WHAT YOU WILL DO: For each line that holds "enforce", copy the line out.

--- start LISTED RECORDS ---

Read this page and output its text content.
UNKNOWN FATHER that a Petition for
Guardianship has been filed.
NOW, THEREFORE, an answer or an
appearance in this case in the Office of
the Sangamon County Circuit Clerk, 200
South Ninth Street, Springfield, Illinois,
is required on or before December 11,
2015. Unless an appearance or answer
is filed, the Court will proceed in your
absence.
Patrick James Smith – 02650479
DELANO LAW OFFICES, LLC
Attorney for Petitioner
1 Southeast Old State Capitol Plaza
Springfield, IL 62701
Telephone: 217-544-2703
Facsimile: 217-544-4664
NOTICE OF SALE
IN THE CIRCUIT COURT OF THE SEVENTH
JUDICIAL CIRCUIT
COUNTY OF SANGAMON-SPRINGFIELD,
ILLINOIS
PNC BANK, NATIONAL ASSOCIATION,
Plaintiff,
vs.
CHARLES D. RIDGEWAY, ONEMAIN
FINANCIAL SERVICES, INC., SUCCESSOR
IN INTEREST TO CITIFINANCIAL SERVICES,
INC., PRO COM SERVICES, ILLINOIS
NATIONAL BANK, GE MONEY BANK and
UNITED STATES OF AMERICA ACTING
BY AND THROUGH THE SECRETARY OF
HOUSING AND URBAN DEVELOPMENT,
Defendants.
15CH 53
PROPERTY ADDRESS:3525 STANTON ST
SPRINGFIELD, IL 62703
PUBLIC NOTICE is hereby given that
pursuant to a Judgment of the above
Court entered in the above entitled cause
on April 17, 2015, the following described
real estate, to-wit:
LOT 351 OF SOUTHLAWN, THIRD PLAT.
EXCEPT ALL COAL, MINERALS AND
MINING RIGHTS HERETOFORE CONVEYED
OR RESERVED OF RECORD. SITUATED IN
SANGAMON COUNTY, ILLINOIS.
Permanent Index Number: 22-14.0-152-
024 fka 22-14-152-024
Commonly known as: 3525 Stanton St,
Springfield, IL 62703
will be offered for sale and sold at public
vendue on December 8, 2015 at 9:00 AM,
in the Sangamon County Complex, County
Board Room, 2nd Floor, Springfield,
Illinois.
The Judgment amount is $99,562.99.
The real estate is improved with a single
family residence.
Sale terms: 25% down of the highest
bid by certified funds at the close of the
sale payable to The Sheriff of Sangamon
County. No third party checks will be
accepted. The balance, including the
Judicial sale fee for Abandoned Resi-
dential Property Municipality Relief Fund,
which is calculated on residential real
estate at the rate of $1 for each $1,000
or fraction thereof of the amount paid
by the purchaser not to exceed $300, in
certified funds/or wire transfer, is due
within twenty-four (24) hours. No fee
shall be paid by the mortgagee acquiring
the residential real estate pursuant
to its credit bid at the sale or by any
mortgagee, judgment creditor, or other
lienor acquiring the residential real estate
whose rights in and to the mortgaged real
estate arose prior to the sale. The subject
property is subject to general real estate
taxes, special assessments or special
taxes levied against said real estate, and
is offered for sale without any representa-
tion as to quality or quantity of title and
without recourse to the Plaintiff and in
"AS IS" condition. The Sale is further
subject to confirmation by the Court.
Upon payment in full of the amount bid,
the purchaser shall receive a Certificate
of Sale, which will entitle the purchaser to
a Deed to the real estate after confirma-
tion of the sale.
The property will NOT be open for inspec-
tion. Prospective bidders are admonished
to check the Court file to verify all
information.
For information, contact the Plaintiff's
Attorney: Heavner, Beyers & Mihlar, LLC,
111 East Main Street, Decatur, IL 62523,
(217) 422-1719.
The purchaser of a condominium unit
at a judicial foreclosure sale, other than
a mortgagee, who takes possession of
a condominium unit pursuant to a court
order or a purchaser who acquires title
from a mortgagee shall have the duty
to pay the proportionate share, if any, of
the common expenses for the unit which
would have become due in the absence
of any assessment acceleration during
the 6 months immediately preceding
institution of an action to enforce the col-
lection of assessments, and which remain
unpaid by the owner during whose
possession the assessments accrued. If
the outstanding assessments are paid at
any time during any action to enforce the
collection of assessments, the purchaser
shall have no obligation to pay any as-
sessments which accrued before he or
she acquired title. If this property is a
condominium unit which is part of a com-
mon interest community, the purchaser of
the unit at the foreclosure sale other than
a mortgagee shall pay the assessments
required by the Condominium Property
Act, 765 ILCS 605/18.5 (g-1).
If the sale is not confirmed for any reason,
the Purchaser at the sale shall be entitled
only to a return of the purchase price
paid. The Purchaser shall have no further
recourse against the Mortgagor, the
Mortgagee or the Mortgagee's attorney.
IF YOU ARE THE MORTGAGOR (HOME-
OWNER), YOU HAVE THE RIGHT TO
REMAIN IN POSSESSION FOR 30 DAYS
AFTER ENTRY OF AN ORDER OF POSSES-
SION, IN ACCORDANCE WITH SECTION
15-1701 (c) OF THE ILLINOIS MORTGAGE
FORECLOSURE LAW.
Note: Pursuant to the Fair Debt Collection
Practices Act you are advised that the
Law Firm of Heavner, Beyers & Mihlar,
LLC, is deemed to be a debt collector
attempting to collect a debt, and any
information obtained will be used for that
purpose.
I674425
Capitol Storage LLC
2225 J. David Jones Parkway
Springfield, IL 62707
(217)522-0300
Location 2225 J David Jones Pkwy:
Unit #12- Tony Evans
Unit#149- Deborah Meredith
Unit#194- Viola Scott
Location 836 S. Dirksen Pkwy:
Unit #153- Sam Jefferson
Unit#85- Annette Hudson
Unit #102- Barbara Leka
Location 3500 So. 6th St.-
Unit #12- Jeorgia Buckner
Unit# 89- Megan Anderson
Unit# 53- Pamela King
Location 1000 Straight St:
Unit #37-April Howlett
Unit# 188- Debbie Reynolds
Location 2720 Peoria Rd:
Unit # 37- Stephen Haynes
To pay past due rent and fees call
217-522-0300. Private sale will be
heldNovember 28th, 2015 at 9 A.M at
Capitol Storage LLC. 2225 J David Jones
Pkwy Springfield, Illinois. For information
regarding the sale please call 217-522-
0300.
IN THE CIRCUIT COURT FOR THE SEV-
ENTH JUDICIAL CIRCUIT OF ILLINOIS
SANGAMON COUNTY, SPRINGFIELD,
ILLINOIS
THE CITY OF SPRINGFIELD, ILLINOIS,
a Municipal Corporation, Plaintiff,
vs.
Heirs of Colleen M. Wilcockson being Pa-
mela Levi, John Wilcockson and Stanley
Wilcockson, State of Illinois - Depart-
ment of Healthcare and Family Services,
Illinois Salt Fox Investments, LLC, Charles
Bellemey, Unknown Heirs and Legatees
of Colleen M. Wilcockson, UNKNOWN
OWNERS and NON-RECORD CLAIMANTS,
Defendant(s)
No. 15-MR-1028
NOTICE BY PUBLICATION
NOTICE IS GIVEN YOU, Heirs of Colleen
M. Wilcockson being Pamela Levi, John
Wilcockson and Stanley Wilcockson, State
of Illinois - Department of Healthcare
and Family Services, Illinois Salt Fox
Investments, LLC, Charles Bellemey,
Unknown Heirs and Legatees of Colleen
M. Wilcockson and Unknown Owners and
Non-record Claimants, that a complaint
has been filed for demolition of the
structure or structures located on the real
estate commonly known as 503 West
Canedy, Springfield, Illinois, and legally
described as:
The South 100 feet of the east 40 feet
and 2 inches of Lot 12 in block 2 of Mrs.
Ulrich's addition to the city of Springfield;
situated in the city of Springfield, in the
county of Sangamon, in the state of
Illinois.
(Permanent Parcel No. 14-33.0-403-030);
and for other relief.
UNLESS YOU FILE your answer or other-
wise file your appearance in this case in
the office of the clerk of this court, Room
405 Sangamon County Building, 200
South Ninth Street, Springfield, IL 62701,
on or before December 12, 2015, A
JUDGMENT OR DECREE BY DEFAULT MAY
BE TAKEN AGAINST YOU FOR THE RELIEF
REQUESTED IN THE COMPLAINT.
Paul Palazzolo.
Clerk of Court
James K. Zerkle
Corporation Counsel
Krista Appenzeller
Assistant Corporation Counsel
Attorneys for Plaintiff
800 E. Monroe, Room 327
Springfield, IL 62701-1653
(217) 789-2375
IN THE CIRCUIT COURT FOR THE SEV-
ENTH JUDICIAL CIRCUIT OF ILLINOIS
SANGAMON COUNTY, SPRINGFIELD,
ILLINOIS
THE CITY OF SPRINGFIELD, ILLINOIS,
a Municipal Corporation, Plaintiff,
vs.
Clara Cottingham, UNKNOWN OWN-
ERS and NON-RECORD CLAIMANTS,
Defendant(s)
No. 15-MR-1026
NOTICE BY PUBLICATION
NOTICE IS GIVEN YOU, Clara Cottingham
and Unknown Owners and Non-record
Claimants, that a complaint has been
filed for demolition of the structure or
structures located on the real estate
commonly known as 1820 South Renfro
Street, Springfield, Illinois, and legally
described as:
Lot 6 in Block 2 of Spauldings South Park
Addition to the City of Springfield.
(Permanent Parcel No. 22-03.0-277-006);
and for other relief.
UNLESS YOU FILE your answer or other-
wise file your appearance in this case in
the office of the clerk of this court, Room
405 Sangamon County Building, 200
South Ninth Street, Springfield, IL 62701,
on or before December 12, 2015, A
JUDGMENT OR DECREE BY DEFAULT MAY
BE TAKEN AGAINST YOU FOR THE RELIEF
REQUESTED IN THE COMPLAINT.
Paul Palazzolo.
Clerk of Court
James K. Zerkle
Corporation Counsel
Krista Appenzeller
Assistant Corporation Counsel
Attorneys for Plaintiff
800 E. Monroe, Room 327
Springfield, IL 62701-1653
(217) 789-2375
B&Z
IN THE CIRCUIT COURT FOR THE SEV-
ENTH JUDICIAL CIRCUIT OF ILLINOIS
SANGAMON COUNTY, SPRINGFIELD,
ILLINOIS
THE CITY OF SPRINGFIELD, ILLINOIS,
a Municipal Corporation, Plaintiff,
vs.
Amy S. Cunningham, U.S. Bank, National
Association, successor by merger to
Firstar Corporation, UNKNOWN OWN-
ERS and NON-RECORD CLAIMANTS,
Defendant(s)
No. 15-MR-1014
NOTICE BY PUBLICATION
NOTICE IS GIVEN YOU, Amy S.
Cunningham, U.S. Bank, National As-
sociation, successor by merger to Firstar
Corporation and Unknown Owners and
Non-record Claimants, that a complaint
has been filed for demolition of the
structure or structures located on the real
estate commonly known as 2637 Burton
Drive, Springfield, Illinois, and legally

--- end LISTED RECORDS ---

ANSWER TO THIS PROBLEM:
institution of an action to enforce the col-
any time during any action to enforce the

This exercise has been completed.